----- LISTED ENTRIES -----

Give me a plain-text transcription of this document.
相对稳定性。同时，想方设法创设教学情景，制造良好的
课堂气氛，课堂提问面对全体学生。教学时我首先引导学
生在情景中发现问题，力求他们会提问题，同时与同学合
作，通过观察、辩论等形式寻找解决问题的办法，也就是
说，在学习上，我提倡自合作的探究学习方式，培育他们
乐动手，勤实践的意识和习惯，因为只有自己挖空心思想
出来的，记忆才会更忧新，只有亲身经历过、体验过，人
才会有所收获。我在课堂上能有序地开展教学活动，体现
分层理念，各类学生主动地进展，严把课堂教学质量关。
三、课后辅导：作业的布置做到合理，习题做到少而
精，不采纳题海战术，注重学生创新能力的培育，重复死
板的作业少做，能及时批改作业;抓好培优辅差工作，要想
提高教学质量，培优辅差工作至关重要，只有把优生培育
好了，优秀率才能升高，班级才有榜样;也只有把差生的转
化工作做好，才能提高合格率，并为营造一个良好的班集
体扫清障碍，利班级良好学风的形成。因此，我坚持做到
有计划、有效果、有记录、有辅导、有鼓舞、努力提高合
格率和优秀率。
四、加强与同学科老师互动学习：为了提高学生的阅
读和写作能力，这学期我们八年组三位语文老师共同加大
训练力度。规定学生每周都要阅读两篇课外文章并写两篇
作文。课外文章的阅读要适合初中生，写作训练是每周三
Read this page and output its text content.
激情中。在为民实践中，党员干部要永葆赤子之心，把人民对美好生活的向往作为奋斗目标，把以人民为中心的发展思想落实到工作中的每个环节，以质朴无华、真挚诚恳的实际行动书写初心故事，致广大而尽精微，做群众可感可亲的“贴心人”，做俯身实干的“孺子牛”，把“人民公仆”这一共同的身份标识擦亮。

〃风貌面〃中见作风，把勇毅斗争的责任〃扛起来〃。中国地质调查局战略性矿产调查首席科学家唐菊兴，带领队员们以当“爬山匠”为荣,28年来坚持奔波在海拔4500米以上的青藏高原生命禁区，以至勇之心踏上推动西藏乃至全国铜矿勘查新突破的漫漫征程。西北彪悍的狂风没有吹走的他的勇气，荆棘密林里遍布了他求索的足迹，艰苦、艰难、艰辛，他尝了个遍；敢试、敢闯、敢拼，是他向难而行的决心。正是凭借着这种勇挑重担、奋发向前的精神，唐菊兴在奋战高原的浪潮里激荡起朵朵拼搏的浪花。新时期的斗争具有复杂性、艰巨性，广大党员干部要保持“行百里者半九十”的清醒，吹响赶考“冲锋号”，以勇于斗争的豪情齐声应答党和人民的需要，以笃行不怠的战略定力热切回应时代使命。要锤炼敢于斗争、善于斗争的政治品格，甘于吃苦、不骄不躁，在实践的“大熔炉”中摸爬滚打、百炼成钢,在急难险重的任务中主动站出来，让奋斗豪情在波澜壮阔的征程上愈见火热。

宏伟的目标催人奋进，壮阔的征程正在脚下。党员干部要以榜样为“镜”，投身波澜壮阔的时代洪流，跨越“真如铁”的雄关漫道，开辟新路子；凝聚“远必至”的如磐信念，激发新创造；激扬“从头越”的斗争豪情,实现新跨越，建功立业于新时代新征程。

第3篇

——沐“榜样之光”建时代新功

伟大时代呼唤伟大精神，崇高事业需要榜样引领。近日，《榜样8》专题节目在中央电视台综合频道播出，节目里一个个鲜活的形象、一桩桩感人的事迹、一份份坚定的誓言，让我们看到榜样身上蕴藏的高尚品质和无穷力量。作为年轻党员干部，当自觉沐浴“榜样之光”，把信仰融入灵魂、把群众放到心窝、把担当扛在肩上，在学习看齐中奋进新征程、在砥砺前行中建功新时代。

-----

_DIRECTIONS_
Search the data for the string "this". List each line that has it.

_CORRECT ANSWER_
Give me a plain-text transcription of this document.
Read this page and output its text content.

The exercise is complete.